PROMPT: Each line of the material below should be reproduced exactly.

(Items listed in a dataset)
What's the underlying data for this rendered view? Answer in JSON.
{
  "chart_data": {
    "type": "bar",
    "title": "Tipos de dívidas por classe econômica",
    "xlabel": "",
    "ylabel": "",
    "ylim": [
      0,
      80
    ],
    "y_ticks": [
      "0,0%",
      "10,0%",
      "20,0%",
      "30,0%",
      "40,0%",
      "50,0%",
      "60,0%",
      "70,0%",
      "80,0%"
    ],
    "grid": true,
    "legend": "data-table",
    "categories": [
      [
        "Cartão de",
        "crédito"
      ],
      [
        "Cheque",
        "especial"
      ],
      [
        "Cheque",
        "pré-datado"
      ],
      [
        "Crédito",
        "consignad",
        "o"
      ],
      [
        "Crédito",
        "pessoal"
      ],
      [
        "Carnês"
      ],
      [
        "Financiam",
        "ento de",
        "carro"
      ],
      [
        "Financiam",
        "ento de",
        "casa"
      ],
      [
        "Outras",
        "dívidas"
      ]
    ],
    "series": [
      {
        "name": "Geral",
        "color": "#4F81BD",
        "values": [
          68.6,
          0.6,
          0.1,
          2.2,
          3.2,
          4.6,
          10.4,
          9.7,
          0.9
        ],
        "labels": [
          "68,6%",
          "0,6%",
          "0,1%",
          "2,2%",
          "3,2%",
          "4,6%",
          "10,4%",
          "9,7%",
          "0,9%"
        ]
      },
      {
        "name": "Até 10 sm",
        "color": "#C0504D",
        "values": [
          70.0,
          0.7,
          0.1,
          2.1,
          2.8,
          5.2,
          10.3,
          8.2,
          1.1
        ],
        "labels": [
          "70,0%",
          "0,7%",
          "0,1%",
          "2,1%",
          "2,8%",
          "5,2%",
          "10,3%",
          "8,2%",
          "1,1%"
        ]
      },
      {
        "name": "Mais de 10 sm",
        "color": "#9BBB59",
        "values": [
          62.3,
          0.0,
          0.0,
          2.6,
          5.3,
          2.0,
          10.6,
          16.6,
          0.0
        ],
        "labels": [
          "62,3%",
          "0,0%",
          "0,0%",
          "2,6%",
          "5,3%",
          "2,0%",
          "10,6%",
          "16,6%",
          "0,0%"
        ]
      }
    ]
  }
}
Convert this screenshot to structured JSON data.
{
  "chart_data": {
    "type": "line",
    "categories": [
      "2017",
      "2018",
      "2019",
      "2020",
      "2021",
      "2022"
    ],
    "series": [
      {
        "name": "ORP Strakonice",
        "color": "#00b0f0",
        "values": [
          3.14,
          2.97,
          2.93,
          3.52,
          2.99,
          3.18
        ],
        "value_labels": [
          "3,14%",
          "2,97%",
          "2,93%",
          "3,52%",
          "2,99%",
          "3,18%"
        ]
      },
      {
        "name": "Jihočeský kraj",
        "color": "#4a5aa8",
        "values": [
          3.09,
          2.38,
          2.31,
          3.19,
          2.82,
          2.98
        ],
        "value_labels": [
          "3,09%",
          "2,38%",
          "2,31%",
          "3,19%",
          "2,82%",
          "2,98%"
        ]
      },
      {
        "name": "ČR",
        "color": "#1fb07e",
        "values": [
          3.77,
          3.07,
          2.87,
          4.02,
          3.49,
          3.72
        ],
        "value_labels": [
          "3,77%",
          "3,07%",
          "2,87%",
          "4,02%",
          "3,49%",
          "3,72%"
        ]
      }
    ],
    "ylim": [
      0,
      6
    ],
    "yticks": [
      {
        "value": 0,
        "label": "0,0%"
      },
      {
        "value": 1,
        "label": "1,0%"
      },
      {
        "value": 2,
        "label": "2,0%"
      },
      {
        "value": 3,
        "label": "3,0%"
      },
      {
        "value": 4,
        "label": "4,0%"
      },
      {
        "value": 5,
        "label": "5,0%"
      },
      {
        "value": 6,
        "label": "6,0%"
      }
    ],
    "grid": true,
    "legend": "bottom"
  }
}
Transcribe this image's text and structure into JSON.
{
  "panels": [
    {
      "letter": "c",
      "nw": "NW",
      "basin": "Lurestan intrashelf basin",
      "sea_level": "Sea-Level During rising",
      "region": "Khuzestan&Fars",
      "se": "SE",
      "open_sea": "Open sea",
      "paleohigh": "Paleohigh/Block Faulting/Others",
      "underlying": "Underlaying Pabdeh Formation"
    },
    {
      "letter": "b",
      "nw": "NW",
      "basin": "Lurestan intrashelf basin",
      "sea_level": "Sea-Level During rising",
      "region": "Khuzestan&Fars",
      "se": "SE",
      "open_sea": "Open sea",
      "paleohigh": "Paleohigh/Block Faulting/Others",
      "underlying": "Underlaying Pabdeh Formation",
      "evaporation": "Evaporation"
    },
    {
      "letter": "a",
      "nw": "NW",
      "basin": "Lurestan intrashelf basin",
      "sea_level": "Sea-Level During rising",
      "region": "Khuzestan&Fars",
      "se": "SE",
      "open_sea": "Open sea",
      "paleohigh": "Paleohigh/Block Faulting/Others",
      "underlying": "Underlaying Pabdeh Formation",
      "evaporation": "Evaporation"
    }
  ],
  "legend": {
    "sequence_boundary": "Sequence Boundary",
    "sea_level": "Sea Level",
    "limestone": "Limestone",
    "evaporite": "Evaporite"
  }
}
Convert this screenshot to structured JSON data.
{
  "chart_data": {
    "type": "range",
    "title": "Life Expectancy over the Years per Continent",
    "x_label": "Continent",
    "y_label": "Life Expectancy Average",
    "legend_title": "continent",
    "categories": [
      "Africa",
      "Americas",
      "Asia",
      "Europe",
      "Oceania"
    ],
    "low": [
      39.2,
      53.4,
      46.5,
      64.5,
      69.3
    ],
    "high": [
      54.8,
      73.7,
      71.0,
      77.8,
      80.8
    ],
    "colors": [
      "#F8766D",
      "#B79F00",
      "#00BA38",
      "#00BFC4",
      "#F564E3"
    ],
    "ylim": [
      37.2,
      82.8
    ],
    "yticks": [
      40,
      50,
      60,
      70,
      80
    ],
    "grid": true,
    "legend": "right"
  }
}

RESULT OF THIS EXERCISE:
What's the underlying data for this rendered view? Answer in JSON.
{
  "chart_data": {
    "type": "bar",
    "title": "Tipos de dívidas por classe econômica",
    "xlabel": "",
    "ylabel": "",
    "ylim": [
      0,
      80
    ],
    "y_ticks": [
      "0,0%",
      "10,0%",
      "20,0%",
      "30,0%",
      "40,0%",
      "50,0%",
      "60,0%",
      "70,0%",
      "80,0%"
    ],
    "grid": true,
    "legend": "data-table",
    "categories": [
      [
        "Cartão de",
        "crédito"
      ],
      [
        "Cheque",
        "especial"
      ],
      [
        "Cheque",
        "pré-datado"
      ],
      [
        "Crédito",
        "consignad",
        "o"
      ],
      [
        "Crédito",
        "pessoal"
      ],
      [
        "Carnês"
      ],
      [
        "Financiam",
        "ento de",
        "carro"
      ],
      [
        "Financiam",
        "ento de",
        "casa"
      ],
      [
        "Outras",
        "dívidas"
      ]
    ],
    "series": [
      {
        "name": "Geral",
        "color": "#4F81BD",
        "values": [
          68.6,
          0.6,
          0.1,
          2.2,
          3.2,
          4.6,
          10.4,
          9.7,
          0.9
        ],
        "labels": [
          "68,6%",
          "0,6%",
          "0,1%",
          "2,2%",
          "3,2%",
          "4,6%",
          "10,4%",
          "9,7%",
          "0,9%"
        ]
      },
      {
        "name": "Até 10 sm",
        "color": "#C0504D",
        "values": [
          70.0,
          0.7,
          0.1,
          2.1,
          2.8,
          5.2,
          10.3,
          8.2,
          1.1
        ],
        "labels": [
          "70,0%",
          "0,7%",
          "0,1%",
          "2,1%",
          "2,8%",
          "5,2%",
          "10,3%",
          "8,2%",
          "1,1%"
        ]
      },
      {
        "name": "Mais de 10 sm",
        "color": "#9BBB59",
        "values": [
          62.3,
          0.0,
          0.0,
          2.6,
          5.3,
          2.0,
          10.6,
          16.6,
          0.0
        ],
        "labels": [
          "62,3%",
          "0,0%",
          "0,0%",
          "2,6%",
          "5,3%",
          "2,0%",
          "10,6%",
          "16,6%",
          "0,0%"
        ]
      }
    ]
  }
}
Convert this screenshot to structured JSON data.
{
  "chart_data": {
    "type": "line",
    "categories": [
      "2017",
      "2018",
      "2019",
      "2020",
      "2021",
      "2022"
    ],
    "series": [
      {
        "name": "ORP Strakonice",
        "color": "#00b0f0",
        "values": [
          3.14,
          2.97,
          2.93,
          3.52,
          2.99,
          3.18
        ],
        "value_labels": [
          "3,14%",
          "2,97%",
          "2,93%",
          "3,52%",
          "2,99%",
          "3,18%"
        ]
      },
      {
        "name": "Jihočeský kraj",
        "color": "#4a5aa8",
        "values": [
          3.09,
          2.38,
          2.31,
          3.19,
          2.82,
          2.98
        ],
        "value_labels": [
          "3,09%",
          "2,38%",
          "2,31%",
          "3,19%",
          "2,82%",
          "2,98%"
        ]
      },
      {
        "name": "ČR",
        "color": "#1fb07e",
        "values": [
          3.77,
          3.07,
          2.87,
          4.02,
          3.49,
          3.72
        ],
        "value_labels": [
          "3,77%",
          "3,07%",
          "2,87%",
          "4,02%",
          "3,49%",
          "3,72%"
        ]
      }
    ],
    "ylim": [
      0,
      6
    ],
    "yticks": [
      {
        "value": 0,
        "label": "0,0%"
      },
      {
        "value": 1,
        "label": "1,0%"
      },
      {
        "value": 2,
        "label": "2,0%"
      },
      {
        "value": 3,
        "label": "3,0%"
      },
      {
        "value": 4,
        "label": "4,0%"
      },
      {
        "value": 5,
        "label": "5,0%"
      },
      {
        "value": 6,
        "label": "6,0%"
      }
    ],
    "grid": true,
    "legend": "bottom"
  }
}
Transcribe this image's text and structure into JSON.
{
  "panels": [
    {
      "letter": "c",
      "nw": "NW",
      "basin": "Lurestan intrashelf basin",
      "sea_level": "Sea-Level During rising",
      "region": "Khuzestan&Fars",
      "se": "SE",
      "open_sea": "Open sea",
      "paleohigh": "Paleohigh/Block Faulting/Others",
      "underlying": "Underlaying Pabdeh Formation"
    },
    {
      "letter": "b",
      "nw": "NW",
      "basin": "Lurestan intrashelf basin",
      "sea_level": "Sea-Level During rising",
      "region": "Khuzestan&Fars",
      "se": "SE",
      "open_sea": "Open sea",
      "paleohigh": "Paleohigh/Block Faulting/Others",
      "underlying": "Underlaying Pabdeh Formation",
      "evaporation": "Evaporation"
    },
    {
      "letter": "a",
      "nw": "NW",
      "basin": "Lurestan intrashelf basin",
      "sea_level": "Sea-Level During rising",
      "region": "Khuzestan&Fars",
      "se": "SE",
      "open_sea": "Open sea",
      "paleohigh": "Paleohigh/Block Faulting/Others",
      "underlying": "Underlaying Pabdeh Formation",
      "evaporation": "Evaporation"
    }
  ],
  "legend": {
    "sequence_boundary": "Sequence Boundary",
    "sea_level": "Sea Level",
    "limestone": "Limestone",
    "evaporite": "Evaporite"
  }
}
Convert this screenshot to structured JSON data.
{
  "chart_data": {
    "type": "range",
    "title": "Life Expectancy over the Years per Continent",
    "x_label": "Continent",
    "y_label": "Life Expectancy Average",
    "legend_title": "continent",
    "categories": [
      "Africa",
      "Americas",
      "Asia",
      "Europe",
      "Oceania"
    ],
    "low": [
      39.2,
      53.4,
      46.5,
      64.5,
      69.3
    ],
    "high": [
      54.8,
      73.7,
      71.0,
      77.8,
      80.8
    ],
    "colors": [
      "#F8766D",
      "#B79F00",
      "#00BA38",
      "#00BFC4",
      "#F564E3"
    ],
    "ylim": [
      37.2,
      82.8
    ],
    "yticks": [
      40,
      50,
      60,
      70,
      80
    ],
    "grid": true,
    "legend": "right"
  }
}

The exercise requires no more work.